▸ Exercise passage
From Table 5, the experimental result of MSU-Net was close to U-Net, with a slightly higher performance than U-Net. Among all models, PSPNet performs the worst with the lowest values of mPA, mIoU, Dice, and F1. Compared with DenseASPP, PSPNet, and DeepLabv3, the mIoU was improved by 6%, 10%, and 3%, respectively; the Dice was improved by 13%, 16%, and 10%, respectively; and the F1 was improved by 6%, 8%, and 3%, respectively. In particular, the mPA fluctuated to some extent, since it represented the average PA for each category, and the background areas in this paper were relatively large, while the weed areas were relatively small, which may lead to higher mPA. Therefore, in the application scenario of this paper, a high mPA does not necessarily mean good segmentation results. In practical applications, in order to comprehensively evaluate the segmentation effect, other factors and evaluation indicators should be considered.
The memory consumption, parameters, and FLOPs of DenseASPP were the lowest compared with the other models, indicating that its computational complexity and demand for computational resources are much lower. However, the values of mPA, mIoU, Dice, and F1 of DenseASPP were unsatisfactory, and computational complexity should be considered while maintaining recognition accuracy. In contrast, the memory consumption, parameters, and FLOPs of PSPNet were the highest, and light weight was needed to reduce resource consumption and improve inference speed. In summary, considering all evaluation indicators comprehensively, the MSU-Net model in this paper achieved a preferable balance between model accuracy and resource consumption.

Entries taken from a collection
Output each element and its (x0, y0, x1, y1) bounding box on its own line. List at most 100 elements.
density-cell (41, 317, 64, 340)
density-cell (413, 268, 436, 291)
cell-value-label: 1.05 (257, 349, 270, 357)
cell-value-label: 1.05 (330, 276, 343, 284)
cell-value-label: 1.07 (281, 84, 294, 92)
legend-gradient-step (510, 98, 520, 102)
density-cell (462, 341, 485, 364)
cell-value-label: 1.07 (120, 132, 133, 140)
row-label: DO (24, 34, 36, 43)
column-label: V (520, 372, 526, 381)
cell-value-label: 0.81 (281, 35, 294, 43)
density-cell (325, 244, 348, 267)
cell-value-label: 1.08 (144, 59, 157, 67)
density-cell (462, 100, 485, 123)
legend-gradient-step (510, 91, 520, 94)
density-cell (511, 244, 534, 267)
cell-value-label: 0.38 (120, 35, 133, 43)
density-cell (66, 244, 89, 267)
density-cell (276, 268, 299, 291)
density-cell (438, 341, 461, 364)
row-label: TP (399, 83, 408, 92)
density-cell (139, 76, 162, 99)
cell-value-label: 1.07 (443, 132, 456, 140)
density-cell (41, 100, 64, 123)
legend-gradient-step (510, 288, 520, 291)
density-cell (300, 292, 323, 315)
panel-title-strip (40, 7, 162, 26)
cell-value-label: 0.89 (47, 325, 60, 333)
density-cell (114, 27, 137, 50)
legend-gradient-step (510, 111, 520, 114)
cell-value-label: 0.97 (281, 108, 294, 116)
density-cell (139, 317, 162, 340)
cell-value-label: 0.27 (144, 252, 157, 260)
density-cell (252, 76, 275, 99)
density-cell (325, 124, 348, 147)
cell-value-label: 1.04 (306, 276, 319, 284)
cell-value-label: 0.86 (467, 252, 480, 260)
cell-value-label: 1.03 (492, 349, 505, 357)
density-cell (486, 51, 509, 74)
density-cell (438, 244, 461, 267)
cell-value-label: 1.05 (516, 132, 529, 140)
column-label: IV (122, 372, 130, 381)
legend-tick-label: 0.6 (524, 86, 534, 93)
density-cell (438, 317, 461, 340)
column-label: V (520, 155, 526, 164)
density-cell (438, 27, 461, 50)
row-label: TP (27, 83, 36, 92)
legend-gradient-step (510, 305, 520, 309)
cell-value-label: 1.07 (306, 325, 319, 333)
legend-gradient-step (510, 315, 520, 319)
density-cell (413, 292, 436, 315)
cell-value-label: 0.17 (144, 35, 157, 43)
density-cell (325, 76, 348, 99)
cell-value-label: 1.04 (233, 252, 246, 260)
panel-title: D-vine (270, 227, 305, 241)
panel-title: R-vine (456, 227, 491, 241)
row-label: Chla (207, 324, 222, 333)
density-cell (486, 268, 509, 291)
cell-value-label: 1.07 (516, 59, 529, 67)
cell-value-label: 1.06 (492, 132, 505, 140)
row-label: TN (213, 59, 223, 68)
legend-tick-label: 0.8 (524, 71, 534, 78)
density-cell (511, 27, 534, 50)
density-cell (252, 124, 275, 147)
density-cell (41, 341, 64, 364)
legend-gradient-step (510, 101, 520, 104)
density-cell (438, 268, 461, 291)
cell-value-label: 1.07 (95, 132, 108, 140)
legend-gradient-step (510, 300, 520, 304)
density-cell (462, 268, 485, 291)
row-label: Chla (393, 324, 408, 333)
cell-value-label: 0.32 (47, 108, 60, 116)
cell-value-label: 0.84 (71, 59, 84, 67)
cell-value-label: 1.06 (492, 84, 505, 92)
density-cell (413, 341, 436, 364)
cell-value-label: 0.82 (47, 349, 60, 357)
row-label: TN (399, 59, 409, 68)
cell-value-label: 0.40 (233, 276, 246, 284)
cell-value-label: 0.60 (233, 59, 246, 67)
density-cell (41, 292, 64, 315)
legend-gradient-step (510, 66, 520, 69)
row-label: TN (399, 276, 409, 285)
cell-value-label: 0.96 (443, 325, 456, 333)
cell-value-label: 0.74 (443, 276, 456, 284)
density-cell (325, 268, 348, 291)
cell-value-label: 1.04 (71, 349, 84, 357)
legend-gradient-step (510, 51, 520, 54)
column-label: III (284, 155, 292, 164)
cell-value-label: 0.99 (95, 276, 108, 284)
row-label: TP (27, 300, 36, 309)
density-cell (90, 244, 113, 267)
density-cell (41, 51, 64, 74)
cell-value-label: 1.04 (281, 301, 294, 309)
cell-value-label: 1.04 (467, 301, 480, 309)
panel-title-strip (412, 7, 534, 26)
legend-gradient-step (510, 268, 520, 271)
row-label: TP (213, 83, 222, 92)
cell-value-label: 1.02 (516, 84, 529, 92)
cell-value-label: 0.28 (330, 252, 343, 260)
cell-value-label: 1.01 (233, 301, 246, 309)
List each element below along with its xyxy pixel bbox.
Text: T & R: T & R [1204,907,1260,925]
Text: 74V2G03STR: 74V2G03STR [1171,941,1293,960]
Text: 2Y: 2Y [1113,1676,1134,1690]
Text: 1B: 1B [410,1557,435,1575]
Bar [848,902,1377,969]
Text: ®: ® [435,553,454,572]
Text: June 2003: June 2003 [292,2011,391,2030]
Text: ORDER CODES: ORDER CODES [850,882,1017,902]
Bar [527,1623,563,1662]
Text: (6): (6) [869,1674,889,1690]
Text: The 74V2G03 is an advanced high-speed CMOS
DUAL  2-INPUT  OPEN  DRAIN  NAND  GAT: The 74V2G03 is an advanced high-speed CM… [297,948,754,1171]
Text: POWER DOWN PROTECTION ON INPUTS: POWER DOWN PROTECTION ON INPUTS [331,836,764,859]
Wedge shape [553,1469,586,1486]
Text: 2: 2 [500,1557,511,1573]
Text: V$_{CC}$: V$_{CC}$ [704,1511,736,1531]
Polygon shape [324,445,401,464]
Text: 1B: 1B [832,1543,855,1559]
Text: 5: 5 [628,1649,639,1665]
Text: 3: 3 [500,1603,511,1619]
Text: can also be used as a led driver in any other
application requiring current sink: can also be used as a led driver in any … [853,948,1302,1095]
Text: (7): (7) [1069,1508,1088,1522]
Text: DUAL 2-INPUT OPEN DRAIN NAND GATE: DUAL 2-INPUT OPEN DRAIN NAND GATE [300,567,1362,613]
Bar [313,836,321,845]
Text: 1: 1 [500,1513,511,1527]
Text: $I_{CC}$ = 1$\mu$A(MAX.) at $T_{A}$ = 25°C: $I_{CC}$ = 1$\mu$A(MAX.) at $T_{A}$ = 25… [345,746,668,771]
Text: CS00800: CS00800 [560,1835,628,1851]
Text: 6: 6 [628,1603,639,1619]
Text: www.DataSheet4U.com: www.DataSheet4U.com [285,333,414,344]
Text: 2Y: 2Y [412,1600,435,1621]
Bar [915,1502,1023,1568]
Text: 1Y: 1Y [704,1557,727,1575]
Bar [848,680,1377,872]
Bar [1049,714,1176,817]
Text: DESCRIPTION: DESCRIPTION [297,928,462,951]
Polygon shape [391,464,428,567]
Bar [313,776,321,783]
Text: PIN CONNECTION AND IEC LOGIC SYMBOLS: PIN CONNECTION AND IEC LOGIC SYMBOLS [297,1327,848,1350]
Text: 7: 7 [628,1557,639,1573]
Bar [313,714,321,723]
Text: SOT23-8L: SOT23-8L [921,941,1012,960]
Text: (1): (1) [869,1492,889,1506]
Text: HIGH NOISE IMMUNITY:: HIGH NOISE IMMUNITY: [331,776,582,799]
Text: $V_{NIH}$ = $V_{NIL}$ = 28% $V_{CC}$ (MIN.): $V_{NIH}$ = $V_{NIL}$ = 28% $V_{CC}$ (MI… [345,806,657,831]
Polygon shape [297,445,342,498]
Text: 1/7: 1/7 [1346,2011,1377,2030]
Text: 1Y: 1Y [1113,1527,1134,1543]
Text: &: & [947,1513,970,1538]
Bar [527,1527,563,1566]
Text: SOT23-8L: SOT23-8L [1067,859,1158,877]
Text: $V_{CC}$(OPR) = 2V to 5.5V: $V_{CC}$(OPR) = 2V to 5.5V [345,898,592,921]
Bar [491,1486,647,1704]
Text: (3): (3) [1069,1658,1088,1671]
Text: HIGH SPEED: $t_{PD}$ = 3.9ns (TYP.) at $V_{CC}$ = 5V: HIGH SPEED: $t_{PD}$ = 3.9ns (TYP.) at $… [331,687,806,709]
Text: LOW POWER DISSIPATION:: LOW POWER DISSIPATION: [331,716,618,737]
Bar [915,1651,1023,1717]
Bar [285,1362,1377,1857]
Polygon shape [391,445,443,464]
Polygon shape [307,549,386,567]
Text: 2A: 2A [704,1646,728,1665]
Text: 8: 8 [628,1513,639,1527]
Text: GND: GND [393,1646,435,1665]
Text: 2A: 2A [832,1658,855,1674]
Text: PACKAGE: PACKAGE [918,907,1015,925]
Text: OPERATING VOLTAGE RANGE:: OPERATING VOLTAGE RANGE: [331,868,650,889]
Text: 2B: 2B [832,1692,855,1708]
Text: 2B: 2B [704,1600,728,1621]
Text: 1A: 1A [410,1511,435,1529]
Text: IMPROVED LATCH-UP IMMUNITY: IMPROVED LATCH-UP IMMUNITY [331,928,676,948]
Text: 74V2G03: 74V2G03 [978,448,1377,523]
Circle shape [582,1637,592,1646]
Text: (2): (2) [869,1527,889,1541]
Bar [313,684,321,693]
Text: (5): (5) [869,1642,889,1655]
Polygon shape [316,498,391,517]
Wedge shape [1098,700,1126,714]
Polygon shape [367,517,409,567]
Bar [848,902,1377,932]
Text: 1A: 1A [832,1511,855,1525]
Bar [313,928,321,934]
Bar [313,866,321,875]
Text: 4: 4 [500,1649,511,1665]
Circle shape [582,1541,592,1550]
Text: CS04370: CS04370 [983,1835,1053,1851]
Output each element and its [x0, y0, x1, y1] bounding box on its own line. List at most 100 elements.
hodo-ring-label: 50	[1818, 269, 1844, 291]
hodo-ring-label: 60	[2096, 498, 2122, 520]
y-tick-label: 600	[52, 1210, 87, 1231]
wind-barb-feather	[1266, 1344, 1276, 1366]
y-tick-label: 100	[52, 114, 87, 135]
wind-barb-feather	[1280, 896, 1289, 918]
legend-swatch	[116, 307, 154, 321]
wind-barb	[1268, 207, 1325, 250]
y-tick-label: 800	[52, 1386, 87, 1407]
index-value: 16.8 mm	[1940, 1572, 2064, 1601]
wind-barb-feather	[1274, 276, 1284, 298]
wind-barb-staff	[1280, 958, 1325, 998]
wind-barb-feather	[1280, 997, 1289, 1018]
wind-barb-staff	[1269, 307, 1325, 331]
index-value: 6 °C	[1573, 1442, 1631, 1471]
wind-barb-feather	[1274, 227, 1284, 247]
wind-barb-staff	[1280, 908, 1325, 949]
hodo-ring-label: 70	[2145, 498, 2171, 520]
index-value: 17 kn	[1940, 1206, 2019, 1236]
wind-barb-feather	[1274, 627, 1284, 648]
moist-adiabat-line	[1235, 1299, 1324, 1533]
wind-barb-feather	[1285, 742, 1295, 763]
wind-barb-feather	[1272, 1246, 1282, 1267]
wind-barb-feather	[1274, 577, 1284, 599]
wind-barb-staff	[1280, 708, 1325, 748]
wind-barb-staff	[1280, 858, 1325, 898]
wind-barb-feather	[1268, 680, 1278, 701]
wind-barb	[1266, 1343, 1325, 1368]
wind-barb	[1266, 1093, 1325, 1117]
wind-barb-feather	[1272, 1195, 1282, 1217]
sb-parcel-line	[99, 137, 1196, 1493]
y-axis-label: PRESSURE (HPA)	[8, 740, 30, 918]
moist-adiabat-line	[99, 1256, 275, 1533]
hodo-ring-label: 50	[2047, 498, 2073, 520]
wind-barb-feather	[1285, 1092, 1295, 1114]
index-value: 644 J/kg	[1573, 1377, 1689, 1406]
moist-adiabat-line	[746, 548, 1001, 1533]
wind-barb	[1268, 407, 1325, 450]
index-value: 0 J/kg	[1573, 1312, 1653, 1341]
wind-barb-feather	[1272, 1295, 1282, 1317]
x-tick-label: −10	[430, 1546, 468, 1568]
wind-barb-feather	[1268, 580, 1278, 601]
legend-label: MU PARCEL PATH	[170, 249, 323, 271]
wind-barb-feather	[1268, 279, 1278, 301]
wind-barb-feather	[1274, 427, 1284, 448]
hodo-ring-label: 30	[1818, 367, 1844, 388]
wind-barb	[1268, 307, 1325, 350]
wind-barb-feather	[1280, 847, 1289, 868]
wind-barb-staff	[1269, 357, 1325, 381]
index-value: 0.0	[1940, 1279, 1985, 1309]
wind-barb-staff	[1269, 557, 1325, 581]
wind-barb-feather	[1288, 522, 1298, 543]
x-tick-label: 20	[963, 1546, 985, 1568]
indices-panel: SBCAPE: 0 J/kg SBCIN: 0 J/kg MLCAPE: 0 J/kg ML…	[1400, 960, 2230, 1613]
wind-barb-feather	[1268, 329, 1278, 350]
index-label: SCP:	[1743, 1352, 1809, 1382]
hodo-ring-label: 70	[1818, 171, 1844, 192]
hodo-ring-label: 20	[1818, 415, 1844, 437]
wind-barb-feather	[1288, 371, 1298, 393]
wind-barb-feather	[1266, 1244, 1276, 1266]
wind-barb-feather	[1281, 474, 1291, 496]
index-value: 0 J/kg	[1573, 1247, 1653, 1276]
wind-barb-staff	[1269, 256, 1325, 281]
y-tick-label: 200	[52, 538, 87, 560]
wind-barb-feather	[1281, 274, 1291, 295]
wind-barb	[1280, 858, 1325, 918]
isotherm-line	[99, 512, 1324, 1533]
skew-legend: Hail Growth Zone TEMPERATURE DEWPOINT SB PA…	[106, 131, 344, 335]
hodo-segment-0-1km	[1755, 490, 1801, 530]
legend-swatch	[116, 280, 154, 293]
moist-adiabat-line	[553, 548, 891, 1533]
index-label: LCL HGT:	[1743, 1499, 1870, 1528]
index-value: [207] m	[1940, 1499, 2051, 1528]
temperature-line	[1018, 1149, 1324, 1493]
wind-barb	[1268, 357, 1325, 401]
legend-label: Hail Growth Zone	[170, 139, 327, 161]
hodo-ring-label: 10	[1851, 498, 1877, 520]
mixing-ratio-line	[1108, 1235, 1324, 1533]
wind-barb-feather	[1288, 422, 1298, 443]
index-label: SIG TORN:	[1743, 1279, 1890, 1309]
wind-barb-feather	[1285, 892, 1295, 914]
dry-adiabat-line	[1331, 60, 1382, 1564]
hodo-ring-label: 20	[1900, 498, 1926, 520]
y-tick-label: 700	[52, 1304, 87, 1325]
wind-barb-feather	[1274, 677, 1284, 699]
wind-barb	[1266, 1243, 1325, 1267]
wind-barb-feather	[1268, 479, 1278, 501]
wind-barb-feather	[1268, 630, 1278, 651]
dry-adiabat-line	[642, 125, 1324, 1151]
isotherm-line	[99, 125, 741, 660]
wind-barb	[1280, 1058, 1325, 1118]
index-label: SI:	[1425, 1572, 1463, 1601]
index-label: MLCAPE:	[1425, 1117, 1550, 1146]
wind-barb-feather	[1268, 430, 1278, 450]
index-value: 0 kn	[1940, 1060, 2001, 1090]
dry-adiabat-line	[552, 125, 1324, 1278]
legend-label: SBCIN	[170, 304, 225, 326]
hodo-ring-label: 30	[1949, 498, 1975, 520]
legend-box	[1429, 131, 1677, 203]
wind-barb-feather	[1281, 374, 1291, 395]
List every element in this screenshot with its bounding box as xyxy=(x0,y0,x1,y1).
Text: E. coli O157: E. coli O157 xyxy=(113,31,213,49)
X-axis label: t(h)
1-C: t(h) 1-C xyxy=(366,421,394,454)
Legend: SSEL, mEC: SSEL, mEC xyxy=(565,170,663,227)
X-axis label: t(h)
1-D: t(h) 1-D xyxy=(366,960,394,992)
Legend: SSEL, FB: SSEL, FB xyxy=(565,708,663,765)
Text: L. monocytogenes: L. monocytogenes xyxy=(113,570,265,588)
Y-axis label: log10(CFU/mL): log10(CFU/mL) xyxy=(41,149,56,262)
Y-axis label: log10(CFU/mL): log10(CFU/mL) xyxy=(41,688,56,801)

▸ Exercise requirements
(a) From the model comparison text above, return the part that begins with the words containing "The memory consumption, parameters, and FLOPs of DenseASPP" and ends with "and resource consumption.".
(b) Translate this sentence from the model comparison text into Spanish: "Therefore, in the application scenario of this paper, a high mPA does not necessarily mean good segmentation results."

▸ Responses per task
(a)
The memory consumption, parameters, and FLOPs of DenseASPP were the lowest compared with the other models, indicating that its computational complexity and demand for computational resources are much lower. However, the values of mPA, mIoU, Dice, and F1 of DenseASPP were unsatisfactory, and computational complexity should be considered while maintaining recognition accuracy. In contrast, the memory consumption, parameters, and FLOPs of PSPNet were the highest, and light weight was needed to reduce resource consumption and improve inference speed. In summary, considering all evaluation indicators comprehensively, the MSU-Net model in this paper achieved a preferable balance between model accuracy and resource consumption.

(b) Por lo tanto, en el escenario de aplicación de este artículo, un mPA alto no significa necesariamente buenos resultados de segmentación.